(Element box rows)
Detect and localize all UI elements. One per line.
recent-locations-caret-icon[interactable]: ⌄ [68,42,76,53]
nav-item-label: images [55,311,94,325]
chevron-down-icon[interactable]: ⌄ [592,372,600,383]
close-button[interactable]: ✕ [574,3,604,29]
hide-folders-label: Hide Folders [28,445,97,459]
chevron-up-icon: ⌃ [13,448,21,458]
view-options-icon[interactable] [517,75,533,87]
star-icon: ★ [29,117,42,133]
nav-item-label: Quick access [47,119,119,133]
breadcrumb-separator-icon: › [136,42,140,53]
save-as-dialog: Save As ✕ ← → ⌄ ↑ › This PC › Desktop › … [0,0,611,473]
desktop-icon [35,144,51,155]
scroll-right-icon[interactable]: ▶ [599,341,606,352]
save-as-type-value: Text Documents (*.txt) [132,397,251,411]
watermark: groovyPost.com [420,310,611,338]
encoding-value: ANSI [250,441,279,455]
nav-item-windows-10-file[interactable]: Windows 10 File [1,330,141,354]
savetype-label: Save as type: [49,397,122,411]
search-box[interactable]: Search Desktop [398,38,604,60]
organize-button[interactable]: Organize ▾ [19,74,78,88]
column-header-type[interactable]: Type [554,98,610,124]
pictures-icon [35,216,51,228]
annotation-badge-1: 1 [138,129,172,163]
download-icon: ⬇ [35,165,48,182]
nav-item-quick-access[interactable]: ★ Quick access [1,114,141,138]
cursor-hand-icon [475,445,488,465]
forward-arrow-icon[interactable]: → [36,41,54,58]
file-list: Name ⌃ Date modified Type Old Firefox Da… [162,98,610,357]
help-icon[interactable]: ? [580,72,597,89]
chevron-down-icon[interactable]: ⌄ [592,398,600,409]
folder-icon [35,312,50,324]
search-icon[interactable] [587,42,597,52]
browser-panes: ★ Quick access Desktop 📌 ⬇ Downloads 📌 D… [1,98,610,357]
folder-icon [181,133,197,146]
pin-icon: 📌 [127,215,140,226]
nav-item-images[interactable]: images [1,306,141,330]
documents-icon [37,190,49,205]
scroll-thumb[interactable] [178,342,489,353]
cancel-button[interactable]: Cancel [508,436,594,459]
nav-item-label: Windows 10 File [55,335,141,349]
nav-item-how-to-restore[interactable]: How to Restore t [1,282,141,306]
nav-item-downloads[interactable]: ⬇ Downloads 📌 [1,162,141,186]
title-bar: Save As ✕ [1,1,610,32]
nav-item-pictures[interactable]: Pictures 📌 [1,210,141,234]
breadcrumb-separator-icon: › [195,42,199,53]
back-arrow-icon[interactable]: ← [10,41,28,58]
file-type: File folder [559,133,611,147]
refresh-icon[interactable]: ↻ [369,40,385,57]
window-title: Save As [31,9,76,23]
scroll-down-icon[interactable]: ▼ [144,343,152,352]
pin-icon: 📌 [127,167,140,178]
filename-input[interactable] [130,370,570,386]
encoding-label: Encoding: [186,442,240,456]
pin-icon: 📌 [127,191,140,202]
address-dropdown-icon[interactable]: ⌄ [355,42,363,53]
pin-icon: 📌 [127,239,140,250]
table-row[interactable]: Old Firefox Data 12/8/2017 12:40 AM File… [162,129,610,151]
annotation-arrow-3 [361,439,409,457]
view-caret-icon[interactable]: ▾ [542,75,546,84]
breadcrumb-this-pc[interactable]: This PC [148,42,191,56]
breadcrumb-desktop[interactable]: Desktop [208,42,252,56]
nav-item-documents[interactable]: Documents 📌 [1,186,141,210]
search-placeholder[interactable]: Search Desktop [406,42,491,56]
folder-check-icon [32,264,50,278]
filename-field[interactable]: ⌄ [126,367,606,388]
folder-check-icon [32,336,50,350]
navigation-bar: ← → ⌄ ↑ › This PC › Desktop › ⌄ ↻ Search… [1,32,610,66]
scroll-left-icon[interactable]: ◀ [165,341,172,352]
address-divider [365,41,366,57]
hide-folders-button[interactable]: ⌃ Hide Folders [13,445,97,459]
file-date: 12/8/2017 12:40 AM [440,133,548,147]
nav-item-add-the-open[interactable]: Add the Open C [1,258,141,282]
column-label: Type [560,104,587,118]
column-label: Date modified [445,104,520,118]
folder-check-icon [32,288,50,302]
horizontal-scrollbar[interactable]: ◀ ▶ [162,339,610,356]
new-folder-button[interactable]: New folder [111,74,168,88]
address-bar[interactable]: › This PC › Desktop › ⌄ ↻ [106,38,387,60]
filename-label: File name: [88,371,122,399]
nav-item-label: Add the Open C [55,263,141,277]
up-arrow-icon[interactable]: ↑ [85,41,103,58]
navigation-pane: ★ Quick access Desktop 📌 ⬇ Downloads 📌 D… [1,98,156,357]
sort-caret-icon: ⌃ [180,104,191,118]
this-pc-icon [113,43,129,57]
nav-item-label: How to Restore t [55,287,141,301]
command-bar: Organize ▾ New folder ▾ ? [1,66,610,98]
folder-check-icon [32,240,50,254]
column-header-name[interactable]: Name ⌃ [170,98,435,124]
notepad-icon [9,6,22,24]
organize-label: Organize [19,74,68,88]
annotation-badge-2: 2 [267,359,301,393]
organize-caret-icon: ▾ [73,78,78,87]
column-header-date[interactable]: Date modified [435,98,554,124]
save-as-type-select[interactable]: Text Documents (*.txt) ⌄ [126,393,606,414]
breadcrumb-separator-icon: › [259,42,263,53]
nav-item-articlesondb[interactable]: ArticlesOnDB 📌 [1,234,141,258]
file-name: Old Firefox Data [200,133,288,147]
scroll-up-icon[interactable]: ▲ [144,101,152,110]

- Task objective -
Copy out the rows above word for word, every line unchanged.

- Exercise solution -
Detect and localize all UI elements. One per line.
recent-locations-caret-icon[interactable]: ⌄ [68,42,76,53]
nav-item-label: images [55,311,94,325]
chevron-down-icon[interactable]: ⌄ [592,372,600,383]
close-button[interactable]: ✕ [574,3,604,29]
hide-folders-label: Hide Folders [28,445,97,459]
chevron-up-icon: ⌃ [13,448,21,458]
view-options-icon[interactable] [517,75,533,87]
star-icon: ★ [29,117,42,133]
nav-item-label: Quick access [47,119,119,133]
breadcrumb-separator-icon: › [136,42,140,53]
save-as-dialog: Save As ✕ ← → ⌄ ↑ › This PC › Desktop › … [0,0,611,473]
desktop-icon [35,144,51,155]
scroll-right-icon[interactable]: ▶ [599,341,606,352]
save-as-type-value: Text Documents (*.txt) [132,397,251,411]
watermark: groovyPost.com [420,310,611,338]
encoding-value: ANSI [250,441,279,455]
nav-item-windows-10-file[interactable]: Windows 10 File [1,330,141,354]
savetype-label: Save as type: [49,397,122,411]
search-box[interactable]: Search Desktop [398,38,604,60]
organize-button[interactable]: Organize ▾ [19,74,78,88]
column-header-type[interactable]: Type [554,98,610,124]
pictures-icon [35,216,51,228]
annotation-badge-1: 1 [138,129,172,163]
download-icon: ⬇ [35,165,48,182]
nav-item-quick-access[interactable]: ★ Quick access [1,114,141,138]
cursor-hand-icon [475,445,488,465]
forward-arrow-icon[interactable]: → [36,41,54,58]
file-list: Name ⌃ Date modified Type Old Firefox Da… [162,98,610,357]
help-icon[interactable]: ? [580,72,597,89]
chevron-down-icon[interactable]: ⌄ [592,398,600,409]
folder-icon [35,312,50,324]
search-icon[interactable] [587,42,597,52]
browser-panes: ★ Quick access Desktop 📌 ⬇ Downloads 📌 D… [1,98,610,357]
folder-icon [181,133,197,146]
pin-icon: 📌 [127,215,140,226]
nav-item-images[interactable]: images [1,306,141,330]
documents-icon [37,190,49,205]
scroll-thumb[interactable] [178,342,489,353]
cancel-button[interactable]: Cancel [508,436,594,459]
nav-item-label: Windows 10 File [55,335,141,349]
nav-item-how-to-restore[interactable]: How to Restore t [1,282,141,306]
nav-item-downloads[interactable]: ⬇ Downloads 📌 [1,162,141,186]
title-bar: Save As ✕ [1,1,610,32]
nav-item-pictures[interactable]: Pictures 📌 [1,210,141,234]
breadcrumb-separator-icon: › [195,42,199,53]
back-arrow-icon[interactable]: ← [10,41,28,58]
file-type: File folder [559,133,611,147]
refresh-icon[interactable]: ↻ [369,40,385,57]
window-title: Save As [31,9,76,23]
scroll-down-icon[interactable]: ▼ [144,343,152,352]
pin-icon: 📌 [127,167,140,178]
filename-input[interactable] [130,370,570,386]
encoding-label: Encoding: [186,442,240,456]
pin-icon: 📌 [127,191,140,202]
address-dropdown-icon[interactable]: ⌄ [355,42,363,53]
pin-icon: 📌 [127,239,140,250]
table-row[interactable]: Old Firefox Data 12/8/2017 12:40 AM File… [162,129,610,151]
annotation-arrow-3 [361,439,409,457]
view-caret-icon[interactable]: ▾ [542,75,546,84]
breadcrumb-this-pc[interactable]: This PC [148,42,191,56]
breadcrumb-desktop[interactable]: Desktop [208,42,252,56]
nav-item-documents[interactable]: Documents 📌 [1,186,141,210]
search-placeholder[interactable]: Search Desktop [406,42,491,56]
folder-check-icon [32,264,50,278]
filename-field[interactable]: ⌄ [126,367,606,388]
folder-check-icon [32,336,50,350]
navigation-bar: ← → ⌄ ↑ › This PC › Desktop › ⌄ ↻ Search… [1,32,610,66]
scroll-left-icon[interactable]: ◀ [165,341,172,352]
address-divider [365,41,366,57]
hide-folders-button[interactable]: ⌃ Hide Folders [13,445,97,459]
file-date: 12/8/2017 12:40 AM [440,133,548,147]
nav-item-add-the-open[interactable]: Add the Open C [1,258,141,282]
column-label: Type [560,104,587,118]
column-label: Date modified [445,104,520,118]
folder-check-icon [32,288,50,302]
horizontal-scrollbar[interactable]: ◀ ▶ [162,339,610,356]
new-folder-button[interactable]: New folder [111,74,168,88]
address-bar[interactable]: › This PC › Desktop › ⌄ ↻ [106,38,387,60]
filename-label: File name: [88,371,122,399]
nav-item-label: Add the Open C [55,263,141,277]
up-arrow-icon[interactable]: ↑ [85,41,103,58]
navigation-pane: ★ Quick access Desktop 📌 ⬇ Downloads 📌 D… [1,98,156,357]
sort-caret-icon: ⌃ [180,104,191,118]
this-pc-icon [113,43,129,57]
nav-item-label: How to Restore t [55,287,141,301]
command-bar: Organize ▾ New folder ▾ ? [1,66,610,98]
folder-check-icon [32,240,50,254]
column-header-name[interactable]: Name ⌃ [170,98,435,124]
notepad-icon [9,6,22,24]
organize-label: Organize [19,74,68,88]
annotation-badge-2: 2 [267,359,301,393]
organize-caret-icon: ▾ [73,78,78,87]
column-header-date[interactable]: Date modified [435,98,554,124]
save-as-type-select[interactable]: Text Documents (*.txt) ⌄ [126,393,606,414]
breadcrumb-separator-icon: › [259,42,263,53]
nav-item-articlesondb[interactable]: ArticlesOnDB 📌 [1,234,141,258]
file-name: Old Firefox Data [200,133,288,147]
scroll-up-icon[interactable]: ▲ [144,101,152,110]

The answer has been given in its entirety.